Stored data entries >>
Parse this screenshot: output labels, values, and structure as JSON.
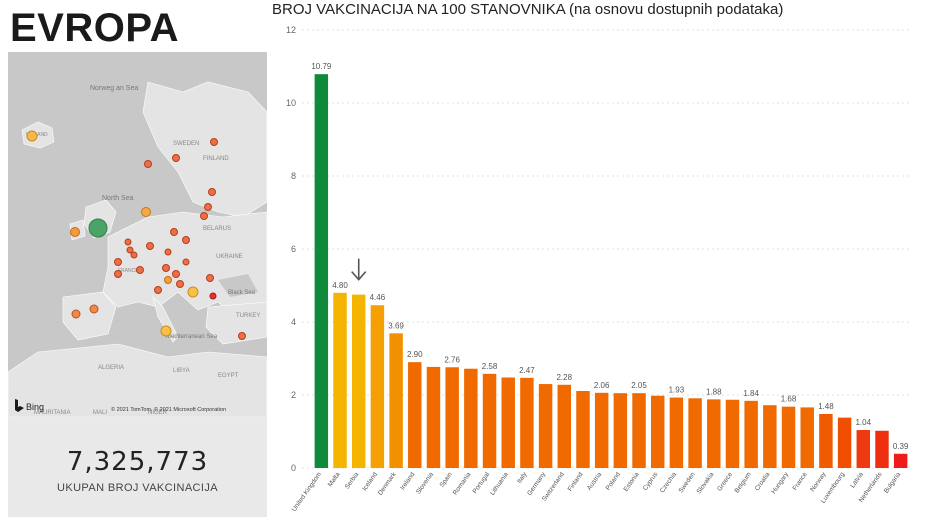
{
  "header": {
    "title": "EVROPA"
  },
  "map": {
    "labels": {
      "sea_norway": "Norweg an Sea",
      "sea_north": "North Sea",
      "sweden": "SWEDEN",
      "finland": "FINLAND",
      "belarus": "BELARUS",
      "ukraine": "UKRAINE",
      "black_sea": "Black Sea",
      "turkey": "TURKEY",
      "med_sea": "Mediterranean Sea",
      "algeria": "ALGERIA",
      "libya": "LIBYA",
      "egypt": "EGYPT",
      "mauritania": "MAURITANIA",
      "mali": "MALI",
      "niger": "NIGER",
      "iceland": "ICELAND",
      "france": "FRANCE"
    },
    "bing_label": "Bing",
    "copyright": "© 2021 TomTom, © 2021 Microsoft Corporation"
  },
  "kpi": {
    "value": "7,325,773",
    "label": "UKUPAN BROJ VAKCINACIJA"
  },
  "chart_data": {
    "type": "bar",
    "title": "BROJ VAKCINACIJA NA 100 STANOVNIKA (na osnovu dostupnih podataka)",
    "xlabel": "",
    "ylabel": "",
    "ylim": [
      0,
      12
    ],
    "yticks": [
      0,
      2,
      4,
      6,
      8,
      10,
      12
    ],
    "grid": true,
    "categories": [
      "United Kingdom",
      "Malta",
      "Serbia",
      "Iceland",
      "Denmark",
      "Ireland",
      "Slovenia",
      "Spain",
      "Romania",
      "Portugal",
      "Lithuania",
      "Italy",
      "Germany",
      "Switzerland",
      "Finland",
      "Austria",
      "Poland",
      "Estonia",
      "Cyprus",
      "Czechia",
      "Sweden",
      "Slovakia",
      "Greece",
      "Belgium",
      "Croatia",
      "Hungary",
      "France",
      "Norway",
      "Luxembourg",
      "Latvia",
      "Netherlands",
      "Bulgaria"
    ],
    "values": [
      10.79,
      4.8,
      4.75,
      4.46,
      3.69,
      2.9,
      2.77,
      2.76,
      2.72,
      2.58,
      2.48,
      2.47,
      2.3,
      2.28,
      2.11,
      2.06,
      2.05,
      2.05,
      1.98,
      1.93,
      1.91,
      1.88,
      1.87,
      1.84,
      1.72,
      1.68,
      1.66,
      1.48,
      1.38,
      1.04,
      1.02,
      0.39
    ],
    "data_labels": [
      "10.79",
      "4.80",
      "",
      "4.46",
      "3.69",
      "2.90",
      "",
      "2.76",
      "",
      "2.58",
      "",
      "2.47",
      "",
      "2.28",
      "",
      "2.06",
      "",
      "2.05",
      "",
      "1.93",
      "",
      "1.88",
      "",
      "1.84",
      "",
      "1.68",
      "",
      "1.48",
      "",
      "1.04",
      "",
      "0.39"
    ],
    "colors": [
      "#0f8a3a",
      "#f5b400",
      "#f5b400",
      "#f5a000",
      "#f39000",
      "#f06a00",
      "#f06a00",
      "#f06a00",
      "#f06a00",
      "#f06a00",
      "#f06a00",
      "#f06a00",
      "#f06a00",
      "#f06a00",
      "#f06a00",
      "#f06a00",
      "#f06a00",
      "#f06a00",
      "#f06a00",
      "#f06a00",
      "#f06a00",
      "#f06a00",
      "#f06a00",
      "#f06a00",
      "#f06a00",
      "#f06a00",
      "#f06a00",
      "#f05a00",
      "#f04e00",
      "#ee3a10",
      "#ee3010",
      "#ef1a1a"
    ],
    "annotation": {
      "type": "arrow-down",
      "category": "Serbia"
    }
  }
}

What to work on >>
Using the entries above, state how many lines include the word "BROJ", with no other words.

The output >>
2